The input.
---------------
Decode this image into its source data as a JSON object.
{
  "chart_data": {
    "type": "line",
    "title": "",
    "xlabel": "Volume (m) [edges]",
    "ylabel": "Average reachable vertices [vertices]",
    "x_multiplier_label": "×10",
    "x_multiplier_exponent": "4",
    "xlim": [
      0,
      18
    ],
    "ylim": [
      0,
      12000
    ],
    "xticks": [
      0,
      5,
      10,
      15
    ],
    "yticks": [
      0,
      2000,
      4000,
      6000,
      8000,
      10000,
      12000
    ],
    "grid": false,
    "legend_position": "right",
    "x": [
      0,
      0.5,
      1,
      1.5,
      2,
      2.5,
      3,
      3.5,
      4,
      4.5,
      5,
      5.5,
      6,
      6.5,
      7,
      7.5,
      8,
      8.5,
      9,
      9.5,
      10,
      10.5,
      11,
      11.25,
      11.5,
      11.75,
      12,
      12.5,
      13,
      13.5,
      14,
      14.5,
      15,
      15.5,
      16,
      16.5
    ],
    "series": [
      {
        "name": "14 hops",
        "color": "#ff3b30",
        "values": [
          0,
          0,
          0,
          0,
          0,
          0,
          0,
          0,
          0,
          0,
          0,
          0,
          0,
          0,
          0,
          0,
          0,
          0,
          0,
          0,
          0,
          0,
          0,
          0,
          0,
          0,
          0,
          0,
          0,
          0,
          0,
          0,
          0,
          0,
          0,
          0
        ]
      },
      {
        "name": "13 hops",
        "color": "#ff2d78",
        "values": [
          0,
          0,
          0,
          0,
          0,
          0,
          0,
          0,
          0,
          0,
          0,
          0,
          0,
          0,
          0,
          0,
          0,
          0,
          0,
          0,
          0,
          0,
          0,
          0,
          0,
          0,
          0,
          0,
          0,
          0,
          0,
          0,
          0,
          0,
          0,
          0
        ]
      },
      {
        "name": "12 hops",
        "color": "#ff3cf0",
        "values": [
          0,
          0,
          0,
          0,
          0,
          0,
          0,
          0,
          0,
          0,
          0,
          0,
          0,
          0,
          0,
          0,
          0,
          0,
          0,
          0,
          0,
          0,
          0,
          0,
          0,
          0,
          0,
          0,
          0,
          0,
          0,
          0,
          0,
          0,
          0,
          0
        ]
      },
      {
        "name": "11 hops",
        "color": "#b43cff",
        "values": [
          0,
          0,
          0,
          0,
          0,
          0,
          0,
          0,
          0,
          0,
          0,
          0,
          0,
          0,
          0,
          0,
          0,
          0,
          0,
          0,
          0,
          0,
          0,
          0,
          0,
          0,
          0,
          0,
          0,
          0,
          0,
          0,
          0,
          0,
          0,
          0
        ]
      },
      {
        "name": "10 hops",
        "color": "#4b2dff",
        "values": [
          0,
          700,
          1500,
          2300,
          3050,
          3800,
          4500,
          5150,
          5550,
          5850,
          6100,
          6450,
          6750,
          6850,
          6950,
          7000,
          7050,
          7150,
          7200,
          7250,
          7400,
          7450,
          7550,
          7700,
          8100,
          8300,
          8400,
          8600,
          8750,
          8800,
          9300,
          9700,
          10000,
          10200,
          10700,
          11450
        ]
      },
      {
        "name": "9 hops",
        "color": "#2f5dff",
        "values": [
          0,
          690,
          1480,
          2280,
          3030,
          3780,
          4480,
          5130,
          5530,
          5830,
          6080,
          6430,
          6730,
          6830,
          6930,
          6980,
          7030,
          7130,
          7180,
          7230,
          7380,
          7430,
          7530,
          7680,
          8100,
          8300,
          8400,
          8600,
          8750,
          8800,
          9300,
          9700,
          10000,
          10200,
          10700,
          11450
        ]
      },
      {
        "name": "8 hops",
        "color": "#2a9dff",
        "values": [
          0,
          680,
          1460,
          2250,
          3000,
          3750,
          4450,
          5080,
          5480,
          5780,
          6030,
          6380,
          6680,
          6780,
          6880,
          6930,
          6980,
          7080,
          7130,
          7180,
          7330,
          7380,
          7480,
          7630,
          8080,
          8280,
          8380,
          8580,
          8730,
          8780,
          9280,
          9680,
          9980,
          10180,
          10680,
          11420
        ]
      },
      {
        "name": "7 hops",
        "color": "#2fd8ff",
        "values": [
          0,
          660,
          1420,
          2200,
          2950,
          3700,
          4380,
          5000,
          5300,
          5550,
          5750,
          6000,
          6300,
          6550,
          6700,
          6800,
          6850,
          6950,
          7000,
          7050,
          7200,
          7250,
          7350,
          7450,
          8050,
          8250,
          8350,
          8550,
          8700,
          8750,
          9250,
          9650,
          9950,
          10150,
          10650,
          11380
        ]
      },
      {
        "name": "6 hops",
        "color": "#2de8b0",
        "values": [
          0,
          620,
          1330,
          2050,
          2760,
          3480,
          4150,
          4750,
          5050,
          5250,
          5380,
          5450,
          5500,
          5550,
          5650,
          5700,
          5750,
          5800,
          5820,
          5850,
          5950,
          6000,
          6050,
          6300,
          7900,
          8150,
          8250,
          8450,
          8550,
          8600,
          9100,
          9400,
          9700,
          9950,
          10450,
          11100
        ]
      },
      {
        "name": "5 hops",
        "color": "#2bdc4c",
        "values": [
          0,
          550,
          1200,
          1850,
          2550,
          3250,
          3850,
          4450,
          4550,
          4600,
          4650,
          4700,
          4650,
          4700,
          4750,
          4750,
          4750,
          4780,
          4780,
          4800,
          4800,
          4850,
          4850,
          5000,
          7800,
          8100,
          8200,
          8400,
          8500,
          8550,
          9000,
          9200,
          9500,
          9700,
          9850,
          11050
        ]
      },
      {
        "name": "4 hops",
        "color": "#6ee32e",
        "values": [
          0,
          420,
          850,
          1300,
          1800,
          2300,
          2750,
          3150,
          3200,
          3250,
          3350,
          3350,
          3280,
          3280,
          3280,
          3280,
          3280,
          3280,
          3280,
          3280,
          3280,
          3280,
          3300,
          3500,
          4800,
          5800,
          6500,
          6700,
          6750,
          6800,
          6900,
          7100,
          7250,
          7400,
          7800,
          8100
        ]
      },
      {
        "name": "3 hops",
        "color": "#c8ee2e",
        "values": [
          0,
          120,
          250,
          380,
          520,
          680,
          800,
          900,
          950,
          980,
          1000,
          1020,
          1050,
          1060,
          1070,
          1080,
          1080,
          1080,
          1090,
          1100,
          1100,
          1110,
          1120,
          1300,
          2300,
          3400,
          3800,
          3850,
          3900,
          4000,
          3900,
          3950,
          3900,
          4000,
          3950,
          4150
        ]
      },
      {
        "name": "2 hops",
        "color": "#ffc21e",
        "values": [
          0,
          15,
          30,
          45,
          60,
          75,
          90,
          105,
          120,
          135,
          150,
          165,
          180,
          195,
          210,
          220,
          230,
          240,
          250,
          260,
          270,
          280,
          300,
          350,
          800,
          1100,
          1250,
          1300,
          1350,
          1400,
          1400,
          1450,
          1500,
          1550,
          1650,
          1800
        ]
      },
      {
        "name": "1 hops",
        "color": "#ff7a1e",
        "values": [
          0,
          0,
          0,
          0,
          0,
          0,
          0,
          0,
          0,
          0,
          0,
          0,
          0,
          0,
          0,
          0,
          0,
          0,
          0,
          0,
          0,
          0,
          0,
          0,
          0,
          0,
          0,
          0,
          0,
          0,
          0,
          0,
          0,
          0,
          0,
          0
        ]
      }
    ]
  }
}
---------------
Work to do. Extract the full set of entries word for word.

Solution to this exercise.
Decode this image into its source data as a JSON object.
{
  "chart_data": {
    "type": "line",
    "title": "",
    "xlabel": "Volume (m) [edges]",
    "ylabel": "Average reachable vertices [vertices]",
    "x_multiplier_label": "×10",
    "x_multiplier_exponent": "4",
    "xlim": [
      0,
      18
    ],
    "ylim": [
      0,
      12000
    ],
    "xticks": [
      0,
      5,
      10,
      15
    ],
    "yticks": [
      0,
      2000,
      4000,
      6000,
      8000,
      10000,
      12000
    ],
    "grid": false,
    "legend_position": "right",
    "x": [
      0,
      0.5,
      1,
      1.5,
      2,
      2.5,
      3,
      3.5,
      4,
      4.5,
      5,
      5.5,
      6,
      6.5,
      7,
      7.5,
      8,
      8.5,
      9,
      9.5,
      10,
      10.5,
      11,
      11.25,
      11.5,
      11.75,
      12,
      12.5,
      13,
      13.5,
      14,
      14.5,
      15,
      15.5,
      16,
      16.5
    ],
    "series": [
      {
        "name": "14 hops",
        "color": "#ff3b30",
        "values": [
          0,
          0,
          0,
          0,
          0,
          0,
          0,
          0,
          0,
          0,
          0,
          0,
          0,
          0,
          0,
          0,
          0,
          0,
          0,
          0,
          0,
          0,
          0,
          0,
          0,
          0,
          0,
          0,
          0,
          0,
          0,
          0,
          0,
          0,
          0,
          0
        ]
      },
      {
        "name": "13 hops",
        "color": "#ff2d78",
        "values": [
          0,
          0,
          0,
          0,
          0,
          0,
          0,
          0,
          0,
          0,
          0,
          0,
          0,
          0,
          0,
          0,
          0,
          0,
          0,
          0,
          0,
          0,
          0,
          0,
          0,
          0,
          0,
          0,
          0,
          0,
          0,
          0,
          0,
          0,
          0,
          0
        ]
      },
      {
        "name": "12 hops",
        "color": "#ff3cf0",
        "values": [
          0,
          0,
          0,
          0,
          0,
          0,
          0,
          0,
          0,
          0,
          0,
          0,
          0,
          0,
          0,
          0,
          0,
          0,
          0,
          0,
          0,
          0,
          0,
          0,
          0,
          0,
          0,
          0,
          0,
          0,
          0,
          0,
          0,
          0,
          0,
          0
        ]
      },
      {
        "name": "11 hops",
        "color": "#b43cff",
        "values": [
          0,
          0,
          0,
          0,
          0,
          0,
          0,
          0,
          0,
          0,
          0,
          0,
          0,
          0,
          0,
          0,
          0,
          0,
          0,
          0,
          0,
          0,
          0,
          0,
          0,
          0,
          0,
          0,
          0,
          0,
          0,
          0,
          0,
          0,
          0,
          0
        ]
      },
      {
        "name": "10 hops",
        "color": "#4b2dff",
        "values": [
          0,
          700,
          1500,
          2300,
          3050,
          3800,
          4500,
          5150,
          5550,
          5850,
          6100,
          6450,
          6750,
          6850,
          6950,
          7000,
          7050,
          7150,
          7200,
          7250,
          7400,
          7450,
          7550,
          7700,
          8100,
          8300,
          8400,
          8600,
          8750,
          8800,
          9300,
          9700,
          10000,
          10200,
          10700,
          11450
        ]
      },
      {
        "name": "9 hops",
        "color": "#2f5dff",
        "values": [
          0,
          690,
          1480,
          2280,
          3030,
          3780,
          4480,
          5130,
          5530,
          5830,
          6080,
          6430,
          6730,
          6830,
          6930,
          6980,
          7030,
          7130,
          7180,
          7230,
          7380,
          7430,
          7530,
          7680,
          8100,
          8300,
          8400,
          8600,
          8750,
          8800,
          9300,
          9700,
          10000,
          10200,
          10700,
          11450
        ]
      },
      {
        "name": "8 hops",
        "color": "#2a9dff",
        "values": [
          0,
          680,
          1460,
          2250,
          3000,
          3750,
          4450,
          5080,
          5480,
          5780,
          6030,
          6380,
          6680,
          6780,
          6880,
          6930,
          6980,
          7080,
          7130,
          7180,
          7330,
          7380,
          7480,
          7630,
          8080,
          8280,
          8380,
          8580,
          8730,
          8780,
          9280,
          9680,
          9980,
          10180,
          10680,
          11420
        ]
      },
      {
        "name": "7 hops",
        "color": "#2fd8ff",
        "values": [
          0,
          660,
          1420,
          2200,
          2950,
          3700,
          4380,
          5000,
          5300,
          5550,
          5750,
          6000,
          6300,
          6550,
          6700,
          6800,
          6850,
          6950,
          7000,
          7050,
          7200,
          7250,
          7350,
          7450,
          8050,
          8250,
          8350,
          8550,
          8700,
          8750,
          9250,
          9650,
          9950,
          10150,
          10650,
          11380
        ]
      },
      {
        "name": "6 hops",
        "color": "#2de8b0",
        "values": [
          0,
          620,
          1330,
          2050,
          2760,
          3480,
          4150,
          4750,
          5050,
          5250,
          5380,
          5450,
          5500,
          5550,
          5650,
          5700,
          5750,
          5800,
          5820,
          5850,
          5950,
          6000,
          6050,
          6300,
          7900,
          8150,
          8250,
          8450,
          8550,
          8600,
          9100,
          9400,
          9700,
          9950,
          10450,
          11100
        ]
      },
      {
        "name": "5 hops",
        "color": "#2bdc4c",
        "values": [
          0,
          550,
          1200,
          1850,
          2550,
          3250,
          3850,
          4450,
          4550,
          4600,
          4650,
          4700,
          4650,
          4700,
          4750,
          4750,
          4750,
          4780,
          4780,
          4800,
          4800,
          4850,
          4850,
          5000,
          7800,
          8100,
          8200,
          8400,
          8500,
          8550,
          9000,
          9200,
          9500,
          9700,
          9850,
          11050
        ]
      },
      {
        "name": "4 hops",
        "color": "#6ee32e",
        "values": [
          0,
          420,
          850,
          1300,
          1800,
          2300,
          2750,
          3150,
          3200,
          3250,
          3350,
          3350,
          3280,
          3280,
          3280,
          3280,
          3280,
          3280,
          3280,
          3280,
          3280,
          3280,
          3300,
          3500,
          4800,
          5800,
          6500,
          6700,
          6750,
          6800,
          6900,
          7100,
          7250,
          7400,
          7800,
          8100
        ]
      },
      {
        "name": "3 hops",
        "color": "#c8ee2e",
        "values": [
          0,
          120,
          250,
          380,
          520,
          680,
          800,
          900,
          950,
          980,
          1000,
          1020,
          1050,
          1060,
          1070,
          1080,
          1080,
          1080,
          1090,
          1100,
          1100,
          1110,
          1120,
          1300,
          2300,
          3400,
          3800,
          3850,
          3900,
          4000,
          3900,
          3950,
          3900,
          4000,
          3950,
          4150
        ]
      },
      {
        "name": "2 hops",
        "color": "#ffc21e",
        "values": [
          0,
          15,
          30,
          45,
          60,
          75,
          90,
          105,
          120,
          135,
          150,
          165,
          180,
          195,
          210,
          220,
          230,
          240,
          250,
          260,
          270,
          280,
          300,
          350,
          800,
          1100,
          1250,
          1300,
          1350,
          1400,
          1400,
          1450,
          1500,
          1550,
          1650,
          1800
        ]
      },
      {
        "name": "1 hops",
        "color": "#ff7a1e",
        "values": [
          0,
          0,
          0,
          0,
          0,
          0,
          0,
          0,
          0,
          0,
          0,
          0,
          0,
          0,
          0,
          0,
          0,
          0,
          0,
          0,
          0,
          0,
          0,
          0,
          0,
          0,
          0,
          0,
          0,
          0,
          0,
          0,
          0,
          0,
          0,
          0
        ]
      }
    ]
  }
}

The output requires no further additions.